Where a line holds "nominal", copy it.

* Begin *

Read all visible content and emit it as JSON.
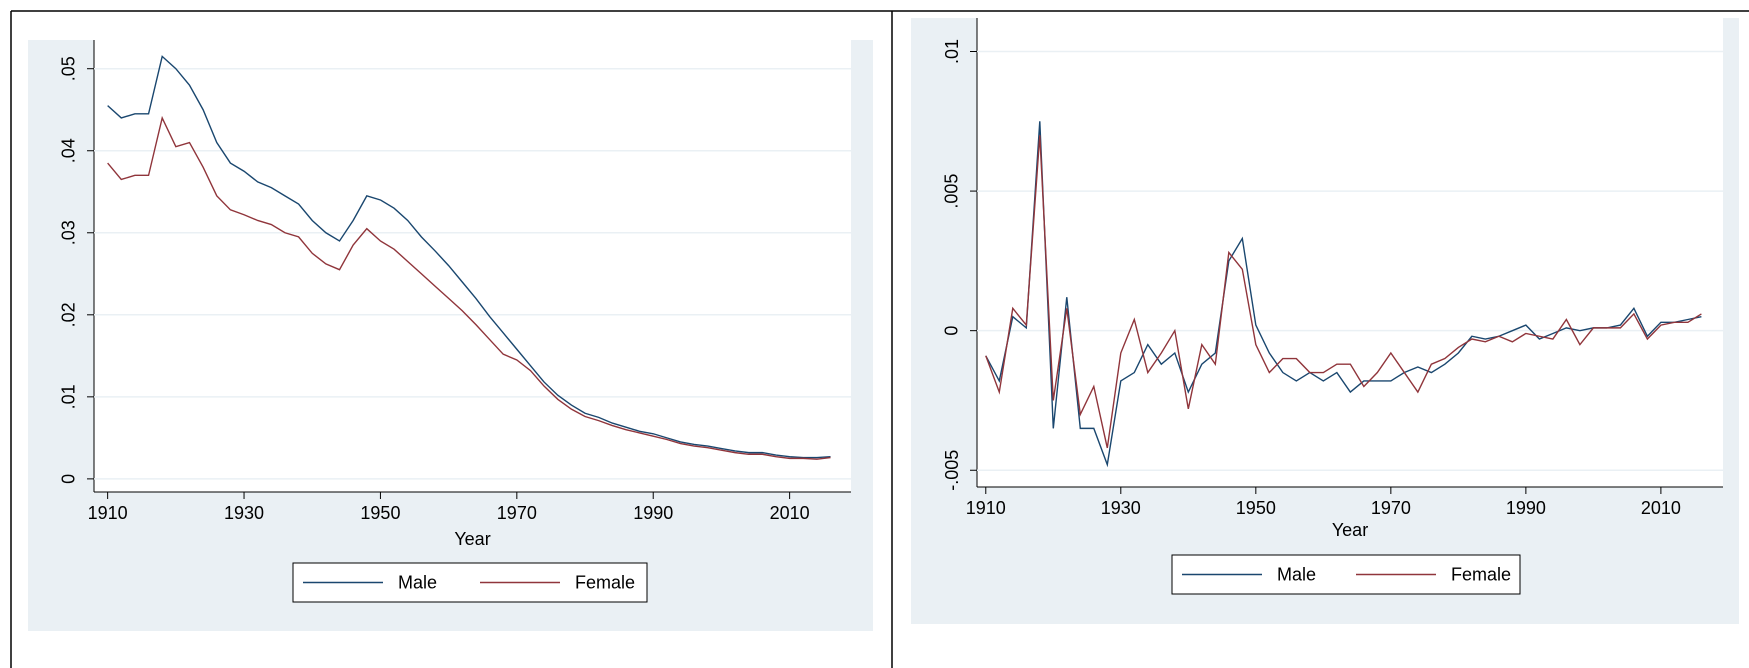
{
  "chart_data": [
    {
      "type": "line",
      "x_label": "Year",
      "x": [
        1910,
        1912,
        1914,
        1916,
        1918,
        1920,
        1922,
        1924,
        1926,
        1928,
        1930,
        1932,
        1934,
        1936,
        1938,
        1940,
        1942,
        1944,
        1946,
        1948,
        1950,
        1952,
        1954,
        1956,
        1958,
        1960,
        1962,
        1964,
        1966,
        1968,
        1970,
        1972,
        1974,
        1976,
        1978,
        1980,
        1982,
        1984,
        1986,
        1988,
        1990,
        1992,
        1994,
        1996,
        1998,
        2000,
        2002,
        2004,
        2006,
        2008,
        2010,
        2012,
        2014,
        2016
      ],
      "series": [
        {
          "name": "Male",
          "color": "#1a476f",
          "values": [
            0.0455,
            0.044,
            0.0445,
            0.0445,
            0.0515,
            0.05,
            0.048,
            0.045,
            0.041,
            0.0385,
            0.0375,
            0.0362,
            0.0355,
            0.0345,
            0.0335,
            0.0315,
            0.03,
            0.029,
            0.0315,
            0.0345,
            0.034,
            0.033,
            0.0315,
            0.0295,
            0.0278,
            0.026,
            0.024,
            0.022,
            0.0198,
            0.0178,
            0.0158,
            0.0138,
            0.0118,
            0.0102,
            0.009,
            0.008,
            0.0075,
            0.0068,
            0.0063,
            0.0058,
            0.0055,
            0.005,
            0.0045,
            0.0042,
            0.004,
            0.0037,
            0.0034,
            0.0032,
            0.0032,
            0.0029,
            0.0027,
            0.0026,
            0.0026,
            0.0027
          ]
        },
        {
          "name": "Female",
          "color": "#90353b",
          "values": [
            0.0385,
            0.0365,
            0.037,
            0.037,
            0.044,
            0.0405,
            0.041,
            0.038,
            0.0345,
            0.0328,
            0.0322,
            0.0315,
            0.031,
            0.03,
            0.0295,
            0.0275,
            0.0262,
            0.0255,
            0.0285,
            0.0305,
            0.029,
            0.028,
            0.0265,
            0.025,
            0.0235,
            0.022,
            0.0205,
            0.0188,
            0.017,
            0.0152,
            0.0145,
            0.0132,
            0.0113,
            0.0097,
            0.0085,
            0.0076,
            0.0071,
            0.0065,
            0.006,
            0.0056,
            0.0052,
            0.0048,
            0.0043,
            0.004,
            0.0038,
            0.0035,
            0.0032,
            0.003,
            0.003,
            0.0027,
            0.0025,
            0.0025,
            0.0024,
            0.0026
          ]
        }
      ],
      "xlim": [
        1908,
        2019
      ],
      "xticks": [
        1910,
        1930,
        1950,
        1970,
        1990,
        2010
      ],
      "ylim": [
        -0.0016,
        0.0535
      ],
      "yticks": [
        0,
        {
          "value": 0.01,
          "label": ".01"
        },
        {
          "value": 0.02,
          "label": ".02"
        },
        {
          "value": 0.03,
          "label": ".03"
        },
        {
          "value": 0.04,
          "label": ".04"
        },
        {
          "value": 0.05,
          "label": ".05"
        }
      ],
      "grid": true
    },
    {
      "type": "line",
      "x_label": "Year",
      "x": [
        1910,
        1912,
        1914,
        1916,
        1918,
        1920,
        1922,
        1924,
        1926,
        1928,
        1930,
        1932,
        1934,
        1936,
        1938,
        1940,
        1942,
        1944,
        1946,
        1948,
        1950,
        1952,
        1954,
        1956,
        1958,
        1960,
        1962,
        1964,
        1966,
        1968,
        1970,
        1972,
        1974,
        1976,
        1978,
        1980,
        1982,
        1984,
        1986,
        1988,
        1990,
        1992,
        1994,
        1996,
        1998,
        2000,
        2002,
        2004,
        2006,
        2008,
        2010,
        2012,
        2014,
        2016
      ],
      "series": [
        {
          "name": "Male",
          "color": "#1a476f",
          "values": [
            -0.0009,
            -0.0018,
            0.0005,
            0.0001,
            0.0075,
            -0.0035,
            0.0012,
            -0.0035,
            -0.0035,
            -0.0048,
            -0.0018,
            -0.0015,
            -0.0005,
            -0.0012,
            -0.0008,
            -0.0022,
            -0.0012,
            -0.0008,
            0.0025,
            0.0033,
            0.0002,
            -0.0008,
            -0.0015,
            -0.0018,
            -0.0015,
            -0.0018,
            -0.0015,
            -0.0022,
            -0.0018,
            -0.0018,
            -0.0018,
            -0.0015,
            -0.0013,
            -0.0015,
            -0.0012,
            -0.0008,
            -0.0002,
            -0.0003,
            -0.0002,
            0,
            0.0002,
            -0.0003,
            -0.0001,
            0.0001,
            0,
            0.0001,
            0.0001,
            0.0002,
            0.0008,
            -0.0002,
            0.0003,
            0.0003,
            0.0004,
            0.0005
          ]
        },
        {
          "name": "Female",
          "color": "#90353b",
          "values": [
            -0.0009,
            -0.0022,
            0.0008,
            0.0002,
            0.007,
            -0.0025,
            0.0008,
            -0.003,
            -0.002,
            -0.0042,
            -0.0008,
            0.0004,
            -0.0015,
            -0.0008,
            0,
            -0.0028,
            -0.0005,
            -0.0012,
            0.0028,
            0.0022,
            -0.0005,
            -0.0015,
            -0.001,
            -0.001,
            -0.0015,
            -0.0015,
            -0.0012,
            -0.0012,
            -0.002,
            -0.0015,
            -0.0008,
            -0.0015,
            -0.0022,
            -0.0012,
            -0.001,
            -0.0006,
            -0.0003,
            -0.0004,
            -0.0002,
            -0.0004,
            -0.0001,
            -0.0002,
            -0.0003,
            0.0004,
            -0.0005,
            0.0001,
            0.0001,
            0.0001,
            0.0006,
            -0.0003,
            0.0002,
            0.0003,
            0.0003,
            0.0006
          ]
        }
      ],
      "xlim": [
        1908.7,
        2019.2
      ],
      "xticks": [
        1910,
        1930,
        1950,
        1970,
        1990,
        2010
      ],
      "ylim": [
        -0.0056,
        0.0112
      ],
      "yticks": [
        {
          "value": -0.005,
          "label": "-.005"
        },
        0,
        {
          "value": 0.005,
          "label": ".005"
        },
        {
          "value": 0.01,
          "label": ".01"
        }
      ],
      "grid": true
    }
  ]
}
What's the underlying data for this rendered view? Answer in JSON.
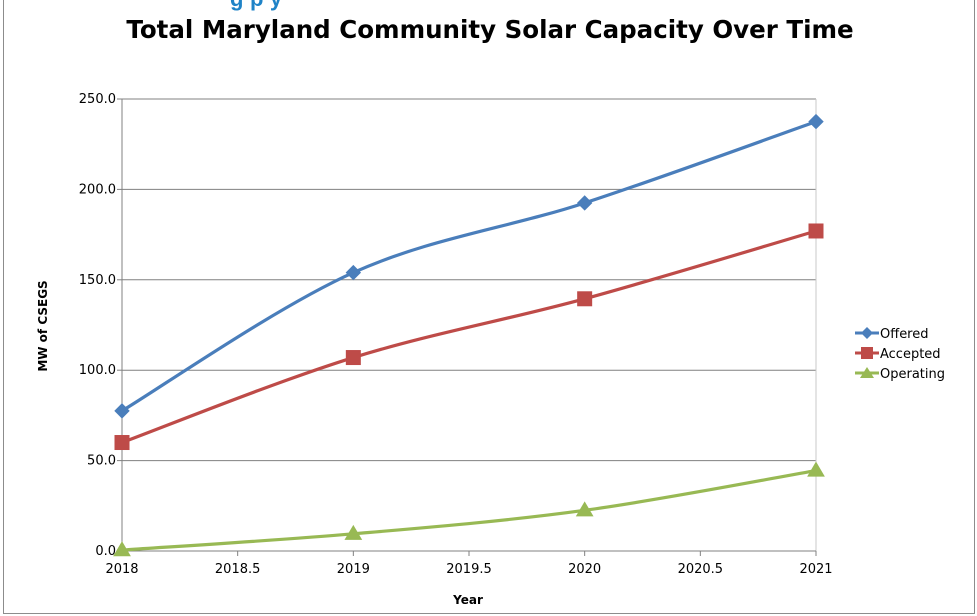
{
  "header": {
    "cutoff_text": "g                  p    y"
  },
  "chart_data": {
    "type": "line",
    "title": "Total Maryland Community Solar Capacity Over Time",
    "xlabel": "Year",
    "ylabel": "MW of CSEGS",
    "x": [
      2018,
      2019,
      2020,
      2021
    ],
    "xlim": [
      2018,
      2021
    ],
    "ylim": [
      0,
      250
    ],
    "xticks": [
      "2018",
      "2018.5",
      "2019",
      "2019.5",
      "2020",
      "2020.5",
      "2021"
    ],
    "yticks": [
      "0.0",
      "50.0",
      "100.0",
      "150.0",
      "200.0",
      "250.0"
    ],
    "grid": "horizontal",
    "legend_position": "right",
    "smooth": true,
    "series": [
      {
        "name": "Offered",
        "values": [
          77.5,
          154.0,
          192.5,
          237.5
        ],
        "color": "#4a7ebb",
        "marker": "diamond"
      },
      {
        "name": "Accepted",
        "values": [
          60.0,
          107.0,
          139.5,
          177.0
        ],
        "color": "#be4b48",
        "marker": "square"
      },
      {
        "name": "Operating",
        "values": [
          0.5,
          9.5,
          22.5,
          44.5
        ],
        "color": "#98b954",
        "marker": "triangle"
      }
    ]
  }
}
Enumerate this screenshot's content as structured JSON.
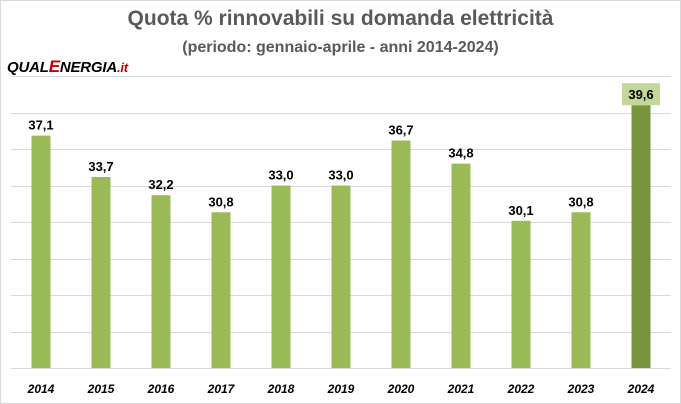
{
  "logo": {
    "part1": "QUAL",
    "part2": "E",
    "part3": "NERGIA",
    "part4": ".it"
  },
  "chart_data": {
    "type": "bar",
    "title": "Quota % rinnovabili su domanda elettricità",
    "subtitle": "(periodo: gennaio-aprile - anni 2014-2024)",
    "categories": [
      "2014",
      "2015",
      "2016",
      "2017",
      "2018",
      "2019",
      "2020",
      "2021",
      "2022",
      "2023",
      "2024"
    ],
    "values": [
      37.1,
      33.7,
      32.2,
      30.8,
      33.0,
      33.0,
      36.7,
      34.8,
      30.1,
      30.8,
      39.6
    ],
    "data_labels": [
      "37,1",
      "33,7",
      "32,2",
      "30,8",
      "33,0",
      "33,0",
      "36,7",
      "34,8",
      "30,1",
      "30,8",
      "39,6"
    ],
    "highlight_index": 10,
    "ylim": [
      18,
      42
    ],
    "y_tick_values": [
      18,
      21,
      24,
      27,
      30,
      33,
      36,
      39,
      42
    ],
    "y_tick_labels_visible": false,
    "grid": true,
    "colors": {
      "bar": "#9bbb59",
      "bar_highlight": "#77933c",
      "label_highlight_bg": "#c4d79b",
      "grid": "#d9d9d9",
      "text": "#000000"
    }
  }
}
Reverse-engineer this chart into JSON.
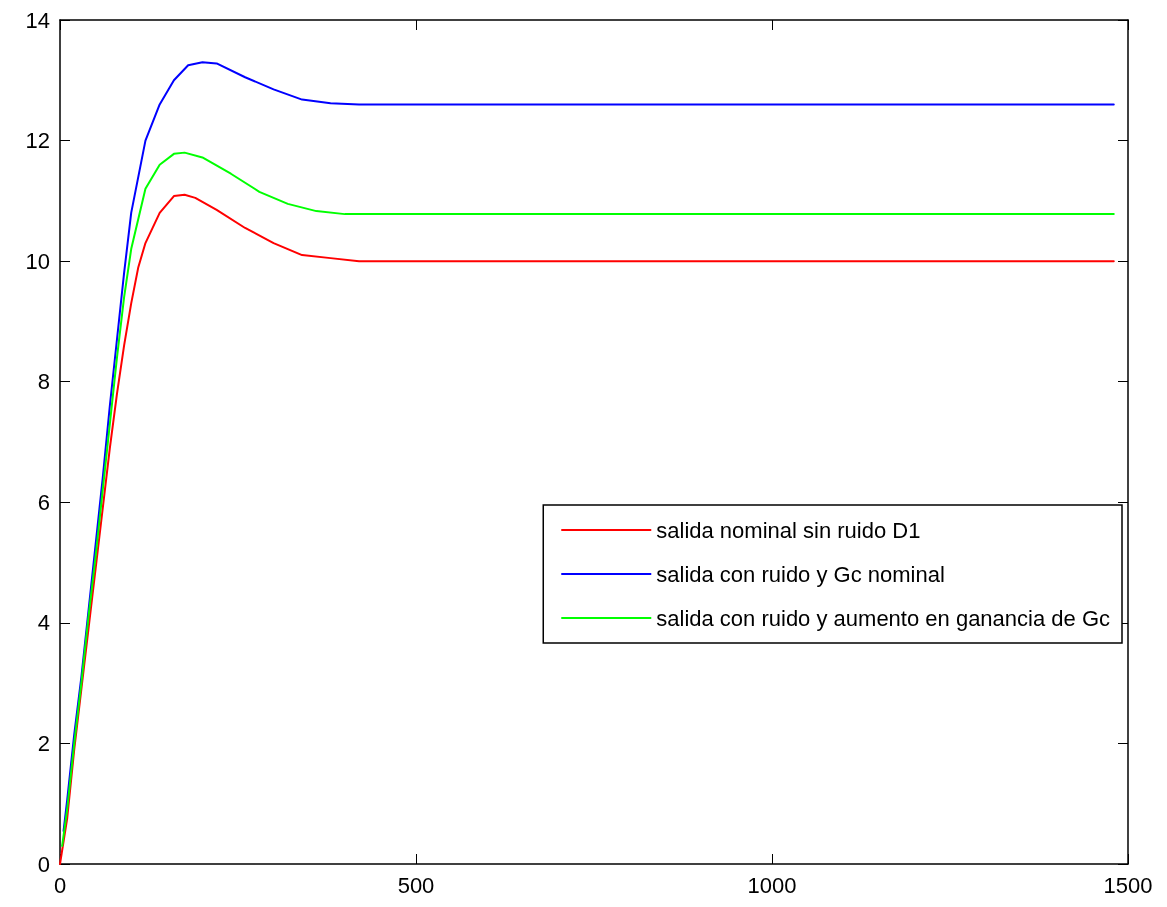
{
  "chart_data": {
    "type": "line",
    "xlim": [
      0,
      1500
    ],
    "xticks": [
      0,
      500,
      1000,
      1500
    ],
    "ylim": [
      0,
      14
    ],
    "yticks": [
      0,
      2,
      4,
      6,
      8,
      10,
      12,
      14
    ],
    "grid": false,
    "legend": "right",
    "marker": "none",
    "line_style": "solid",
    "series": [
      {
        "name": "salida nominal sin ruido D1",
        "color": "#ff0000",
        "x": [
          0,
          10,
          20,
          30,
          40,
          50,
          60,
          70,
          80,
          90,
          100,
          110,
          120,
          140,
          160,
          175,
          190,
          220,
          260,
          300,
          340,
          380,
          420,
          1480
        ],
        "values": [
          0,
          0.75,
          1.9,
          2.9,
          3.9,
          4.9,
          5.9,
          6.9,
          7.8,
          8.6,
          9.3,
          9.9,
          10.3,
          10.8,
          11.08,
          11.1,
          11.05,
          10.85,
          10.55,
          10.3,
          10.1,
          10.05,
          10.0,
          10.0
        ]
      },
      {
        "name": "salida con ruido y Gc nominal",
        "color": "#0000ff",
        "x": [
          5,
          10,
          20,
          30,
          40,
          50,
          60,
          70,
          80,
          90,
          100,
          120,
          140,
          160,
          180,
          200,
          220,
          260,
          300,
          340,
          380,
          420,
          1480
        ],
        "values": [
          0.55,
          1.05,
          2.15,
          3.1,
          4.2,
          5.3,
          6.4,
          7.6,
          8.7,
          9.8,
          10.8,
          12.0,
          12.6,
          13.0,
          13.25,
          13.3,
          13.28,
          13.05,
          12.85,
          12.68,
          12.62,
          12.6,
          12.6
        ]
      },
      {
        "name": "salida con ruido y aumento en ganancia de Gc",
        "color": "#00ff00",
        "x": [
          3,
          10,
          20,
          30,
          40,
          50,
          60,
          70,
          80,
          90,
          100,
          120,
          140,
          160,
          175,
          200,
          240,
          280,
          320,
          360,
          400,
          1480
        ],
        "values": [
          0.3,
          0.9,
          2.0,
          3.0,
          4.1,
          5.1,
          6.2,
          7.3,
          8.4,
          9.4,
          10.2,
          11.2,
          11.6,
          11.78,
          11.8,
          11.72,
          11.45,
          11.15,
          10.95,
          10.83,
          10.78,
          10.78
        ]
      }
    ]
  }
}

* End *

**ANSWER FOR THIS EXERCISE**
        "name": "salida nominal sin ruido D1",
        "name": "salida con ruido y Gc nominal",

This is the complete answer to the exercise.